Raw records:
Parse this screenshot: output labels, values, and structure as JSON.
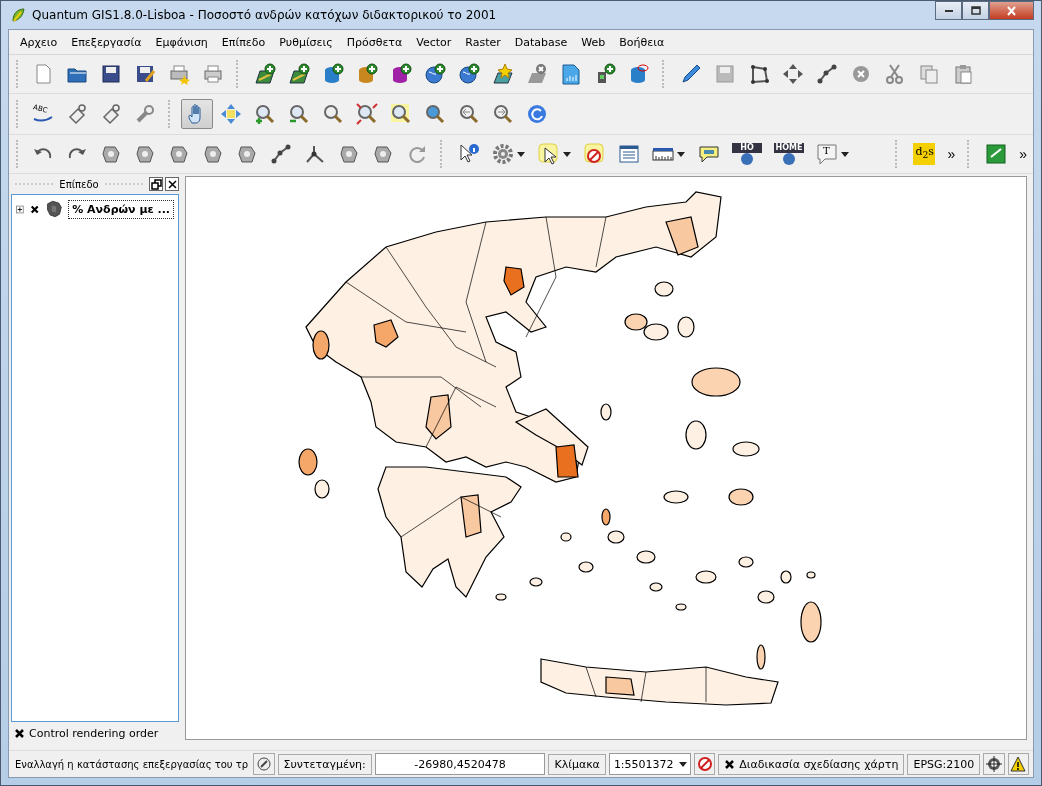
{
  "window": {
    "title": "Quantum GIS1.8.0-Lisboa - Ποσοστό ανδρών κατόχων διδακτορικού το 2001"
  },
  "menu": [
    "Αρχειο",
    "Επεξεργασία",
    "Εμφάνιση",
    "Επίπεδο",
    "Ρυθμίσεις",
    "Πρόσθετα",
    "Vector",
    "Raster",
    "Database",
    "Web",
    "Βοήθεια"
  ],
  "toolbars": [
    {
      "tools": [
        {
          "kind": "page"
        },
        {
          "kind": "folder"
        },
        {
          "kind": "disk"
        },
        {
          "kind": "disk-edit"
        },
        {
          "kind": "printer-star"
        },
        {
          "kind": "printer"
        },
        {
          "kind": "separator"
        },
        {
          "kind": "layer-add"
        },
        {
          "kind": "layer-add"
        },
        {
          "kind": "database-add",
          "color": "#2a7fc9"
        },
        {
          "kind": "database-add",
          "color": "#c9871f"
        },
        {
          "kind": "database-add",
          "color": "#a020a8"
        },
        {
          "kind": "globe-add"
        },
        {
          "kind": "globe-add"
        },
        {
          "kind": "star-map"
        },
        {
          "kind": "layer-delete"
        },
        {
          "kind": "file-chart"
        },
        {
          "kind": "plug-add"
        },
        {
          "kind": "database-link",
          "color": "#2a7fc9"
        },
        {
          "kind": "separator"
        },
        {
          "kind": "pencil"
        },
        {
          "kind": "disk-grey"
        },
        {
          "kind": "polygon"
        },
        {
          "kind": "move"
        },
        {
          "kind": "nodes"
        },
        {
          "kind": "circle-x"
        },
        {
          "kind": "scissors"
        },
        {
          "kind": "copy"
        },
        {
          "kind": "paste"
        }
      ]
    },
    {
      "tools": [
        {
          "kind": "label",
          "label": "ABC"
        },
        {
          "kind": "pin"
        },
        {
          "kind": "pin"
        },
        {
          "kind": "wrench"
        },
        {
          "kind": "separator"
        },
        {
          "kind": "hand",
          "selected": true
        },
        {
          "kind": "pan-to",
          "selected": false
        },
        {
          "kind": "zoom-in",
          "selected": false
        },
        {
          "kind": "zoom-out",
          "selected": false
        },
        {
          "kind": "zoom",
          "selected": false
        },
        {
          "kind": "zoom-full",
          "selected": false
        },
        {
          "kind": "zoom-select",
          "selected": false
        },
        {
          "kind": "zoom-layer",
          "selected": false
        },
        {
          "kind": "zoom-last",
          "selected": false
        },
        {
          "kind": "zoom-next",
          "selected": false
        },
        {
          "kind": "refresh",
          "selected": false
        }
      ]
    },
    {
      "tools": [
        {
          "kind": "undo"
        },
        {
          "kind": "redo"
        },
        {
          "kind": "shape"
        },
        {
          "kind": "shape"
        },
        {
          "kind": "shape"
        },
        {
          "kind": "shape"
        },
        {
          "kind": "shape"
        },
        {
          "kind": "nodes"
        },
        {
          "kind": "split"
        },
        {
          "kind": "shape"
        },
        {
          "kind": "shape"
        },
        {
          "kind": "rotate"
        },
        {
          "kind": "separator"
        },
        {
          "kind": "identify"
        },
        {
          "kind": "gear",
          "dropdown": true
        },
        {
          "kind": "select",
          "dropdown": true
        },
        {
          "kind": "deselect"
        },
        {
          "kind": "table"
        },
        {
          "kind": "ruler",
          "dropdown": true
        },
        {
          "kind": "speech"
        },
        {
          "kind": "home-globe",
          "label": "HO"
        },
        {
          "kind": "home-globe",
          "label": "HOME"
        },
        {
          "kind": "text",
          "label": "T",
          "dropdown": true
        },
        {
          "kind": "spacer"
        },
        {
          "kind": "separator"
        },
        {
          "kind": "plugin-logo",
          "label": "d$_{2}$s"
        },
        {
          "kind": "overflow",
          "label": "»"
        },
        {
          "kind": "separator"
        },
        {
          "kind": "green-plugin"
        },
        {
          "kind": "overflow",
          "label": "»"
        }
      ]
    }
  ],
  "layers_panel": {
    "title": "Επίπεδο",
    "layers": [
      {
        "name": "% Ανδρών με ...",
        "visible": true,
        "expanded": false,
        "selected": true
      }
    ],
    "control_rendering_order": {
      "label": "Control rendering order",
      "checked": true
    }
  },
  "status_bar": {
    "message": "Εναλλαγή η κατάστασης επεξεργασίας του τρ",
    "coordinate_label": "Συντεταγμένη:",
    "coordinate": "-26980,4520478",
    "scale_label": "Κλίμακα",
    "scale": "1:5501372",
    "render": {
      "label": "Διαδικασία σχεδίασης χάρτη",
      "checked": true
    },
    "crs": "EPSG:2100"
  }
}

DO THIS: Extract the full listing exactly, with the pictures left out.

FULL OUTPUT:
Parse this screenshot: output labels, values, and structure as JSON.
{
  "window": {
    "title": "Quantum GIS1.8.0-Lisboa - Ποσοστό ανδρών κατόχων διδακτορικού το 2001"
  },
  "menu": [
    "Αρχειο",
    "Επεξεργασία",
    "Εμφάνιση",
    "Επίπεδο",
    "Ρυθμίσεις",
    "Πρόσθετα",
    "Vector",
    "Raster",
    "Database",
    "Web",
    "Βοήθεια"
  ],
  "toolbars": [
    {
      "tools": [
        {
          "kind": "page"
        },
        {
          "kind": "folder"
        },
        {
          "kind": "disk"
        },
        {
          "kind": "disk-edit"
        },
        {
          "kind": "printer-star"
        },
        {
          "kind": "printer"
        },
        {
          "kind": "separator"
        },
        {
          "kind": "layer-add"
        },
        {
          "kind": "layer-add"
        },
        {
          "kind": "database-add",
          "color": "#2a7fc9"
        },
        {
          "kind": "database-add",
          "color": "#c9871f"
        },
        {
          "kind": "database-add",
          "color": "#a020a8"
        },
        {
          "kind": "globe-add"
        },
        {
          "kind": "globe-add"
        },
        {
          "kind": "star-map"
        },
        {
          "kind": "layer-delete"
        },
        {
          "kind": "file-chart"
        },
        {
          "kind": "plug-add"
        },
        {
          "kind": "database-link",
          "color": "#2a7fc9"
        },
        {
          "kind": "separator"
        },
        {
          "kind": "pencil"
        },
        {
          "kind": "disk-grey"
        },
        {
          "kind": "polygon"
        },
        {
          "kind": "move"
        },
        {
          "kind": "nodes"
        },
        {
          "kind": "circle-x"
        },
        {
          "kind": "scissors"
        },
        {
          "kind": "copy"
        },
        {
          "kind": "paste"
        }
      ]
    },
    {
      "tools": [
        {
          "kind": "label",
          "label": "ABC"
        },
        {
          "kind": "pin"
        },
        {
          "kind": "pin"
        },
        {
          "kind": "wrench"
        },
        {
          "kind": "separator"
        },
        {
          "kind": "hand",
          "selected": true
        },
        {
          "kind": "pan-to",
          "selected": false
        },
        {
          "kind": "zoom-in",
          "selected": false
        },
        {
          "kind": "zoom-out",
          "selected": false
        },
        {
          "kind": "zoom",
          "selected": false
        },
        {
          "kind": "zoom-full",
          "selected": false
        },
        {
          "kind": "zoom-select",
          "selected": false
        },
        {
          "kind": "zoom-layer",
          "selected": false
        },
        {
          "kind": "zoom-last",
          "selected": false
        },
        {
          "kind": "zoom-next",
          "selected": false
        },
        {
          "kind": "refresh",
          "selected": false
        }
      ]
    },
    {
      "tools": [
        {
          "kind": "undo"
        },
        {
          "kind": "redo"
        },
        {
          "kind": "shape"
        },
        {
          "kind": "shape"
        },
        {
          "kind": "shape"
        },
        {
          "kind": "shape"
        },
        {
          "kind": "shape"
        },
        {
          "kind": "nodes"
        },
        {
          "kind": "split"
        },
        {
          "kind": "shape"
        },
        {
          "kind": "shape"
        },
        {
          "kind": "rotate"
        },
        {
          "kind": "separator"
        },
        {
          "kind": "identify"
        },
        {
          "kind": "gear",
          "dropdown": true
        },
        {
          "kind": "select",
          "dropdown": true
        },
        {
          "kind": "deselect"
        },
        {
          "kind": "table"
        },
        {
          "kind": "ruler",
          "dropdown": true
        },
        {
          "kind": "speech"
        },
        {
          "kind": "home-globe",
          "label": "HO"
        },
        {
          "kind": "home-globe",
          "label": "HOME"
        },
        {
          "kind": "text",
          "label": "T",
          "dropdown": true
        },
        {
          "kind": "spacer"
        },
        {
          "kind": "separator"
        },
        {
          "kind": "plugin-logo",
          "label": "d$_{2}$s"
        },
        {
          "kind": "overflow",
          "label": "»"
        },
        {
          "kind": "separator"
        },
        {
          "kind": "green-plugin"
        },
        {
          "kind": "overflow",
          "label": "»"
        }
      ]
    }
  ],
  "layers_panel": {
    "title": "Επίπεδο",
    "layers": [
      {
        "name": "% Ανδρών με ...",
        "visible": true,
        "expanded": false,
        "selected": true
      }
    ],
    "control_rendering_order": {
      "label": "Control rendering order",
      "checked": true
    }
  },
  "status_bar": {
    "message": "Εναλλαγή η κατάστασης επεξεργασίας του τρ",
    "coordinate_label": "Συντεταγμένη:",
    "coordinate": "-26980,4520478",
    "scale_label": "Κλίμακα",
    "scale": "1:5501372",
    "render": {
      "label": "Διαδικασία σχεδίασης χάρτη",
      "checked": true
    },
    "crs": "EPSG:2100"
  }
}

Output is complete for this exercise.